*INSTRUCTIONS TO FOLLOW*:
Count how many lines in this material contain "percent". The answer is that number alone.

*DATA PROVIDED*:
:::
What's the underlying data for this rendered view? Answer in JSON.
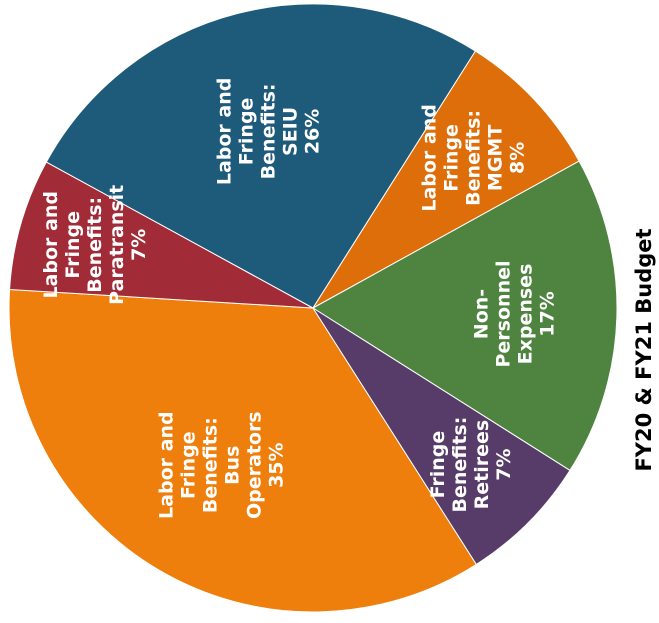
{
  "chart_data": {
    "type": "pie",
    "title": "FY20 & FY21 Budget",
    "slices": [
      {
        "label": [
          "Labor and",
          "Fringe",
          "Benefits:",
          "Bus",
          "Operators",
          "35%"
        ],
        "value": 35,
        "color": "#ef7f0c"
      },
      {
        "label": [
          "Labor and",
          "Fringe",
          "Benefits:",
          "Paratransit",
          "7%"
        ],
        "value": 7,
        "color": "#a22b38"
      },
      {
        "label": [
          "Labor and",
          "Fringe",
          "Benefits:",
          "SEIU",
          "26%"
        ],
        "value": 26,
        "color": "#1e5a7a"
      },
      {
        "label": [
          "Labor and",
          "Fringe",
          "Benefits:",
          "MGMT",
          "8%"
        ],
        "value": 8,
        "color": "#de6e0a"
      },
      {
        "label": [
          "Non-",
          "Personnel",
          "Expenses",
          "17%"
        ],
        "value": 17,
        "color": "#4e8440"
      },
      {
        "label": [
          "Fringe",
          "Benefits:",
          "Retirees",
          "7%"
        ],
        "value": 7,
        "color": "#573c69"
      }
    ]
  }
}
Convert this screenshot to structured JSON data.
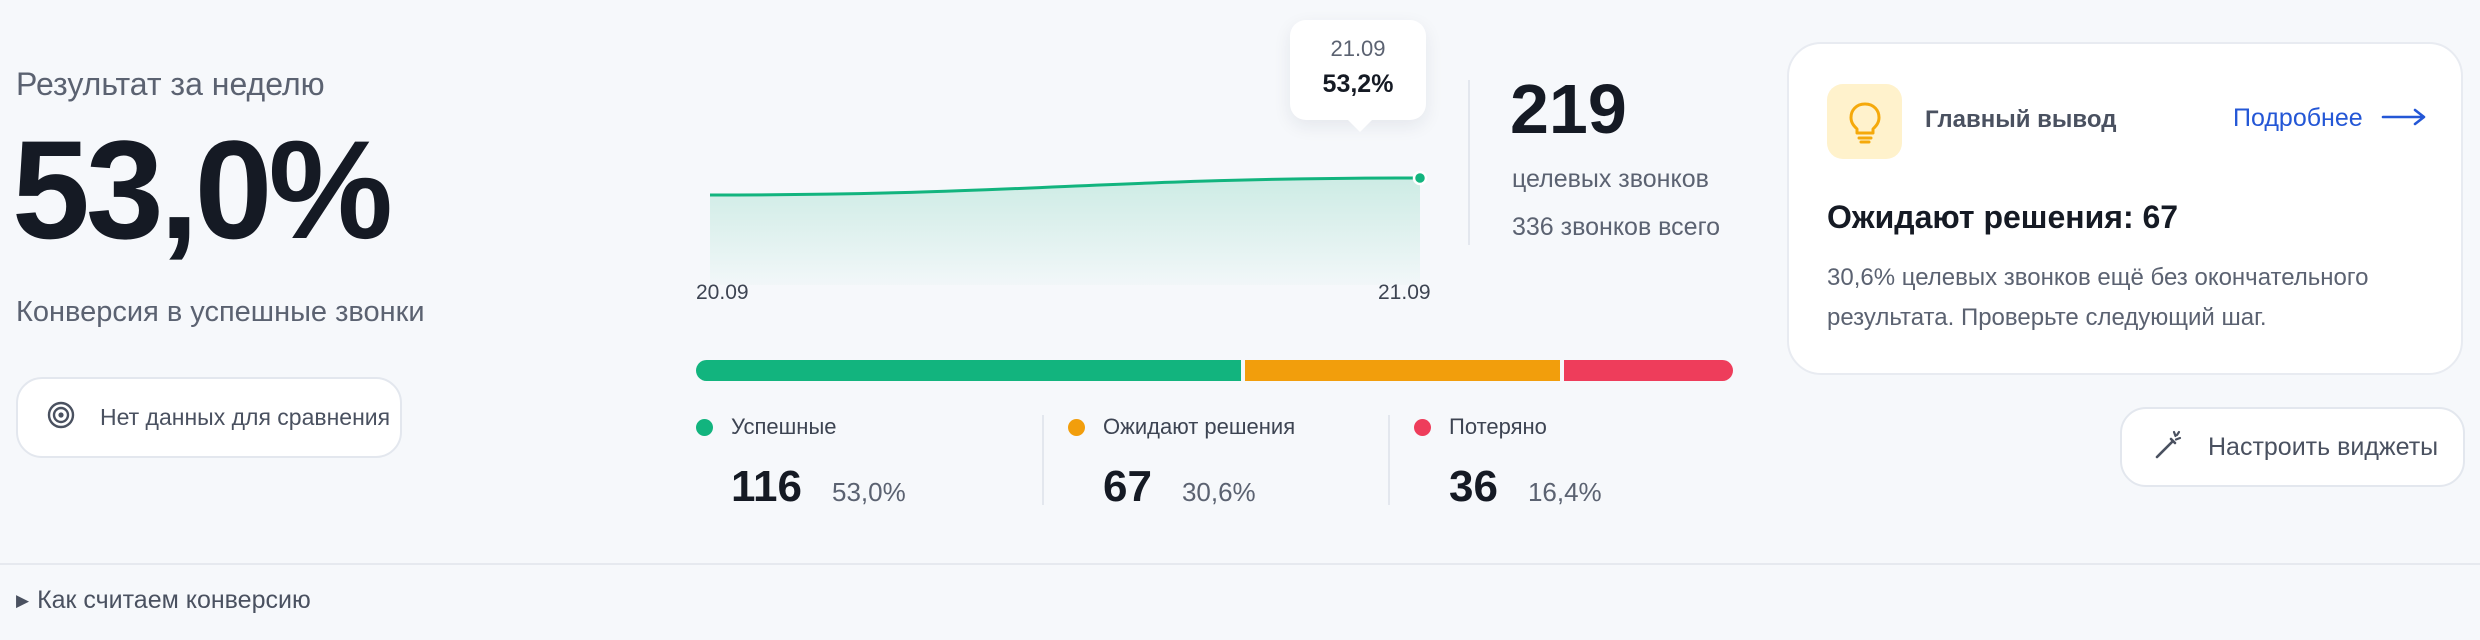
{
  "summary": {
    "period_title": "Результат за неделю",
    "conversion_value": "53,0%",
    "conversion_label": "Конверсия в успешные звонки",
    "no_comparison_label": "Нет данных для сравнения"
  },
  "chart": {
    "tooltip_date": "21.09",
    "tooltip_value": "53,2%",
    "chart_data": {
      "type": "area",
      "x": [
        "20.09",
        "21.09"
      ],
      "series": [
        {
          "values": [
            51.5,
            53.2
          ]
        }
      ],
      "xlabels": [
        "20.09",
        "21.09"
      ]
    }
  },
  "totals": {
    "target_calls": "219",
    "target_calls_label": "целевых звонков",
    "all_calls_label": "336 звонков всего"
  },
  "breakdown": [
    {
      "label": "Успешные",
      "count": "116",
      "percent": "53,0%",
      "share": 0.53,
      "color": "#12b47e"
    },
    {
      "label": "Ожидают решения",
      "count": "67",
      "percent": "30,6%",
      "share": 0.306,
      "color": "#f29e0c"
    },
    {
      "label": "Потеряно",
      "count": "36",
      "percent": "16,4%",
      "share": 0.164,
      "color": "#ee3d5b"
    }
  ],
  "insight": {
    "title": "Главный вывод",
    "more_link": "Подробнее",
    "headline": "Ожидают решения: 67",
    "body": "30,6% целевых звонков ещё без окончательного результата. Проверьте следующий шаг.",
    "icon": "lightbulb-icon"
  },
  "actions": {
    "configure_label": "Настроить виджеты"
  },
  "footer": {
    "how_label": "Как считаем конверсию"
  },
  "colors": {
    "accent": "#12b47e",
    "link": "#2457d6",
    "bulb_bg": "#fff2cc",
    "bulb": "#f5a90b"
  }
}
:::
*SOLUTION FOR THIS TASK*:
3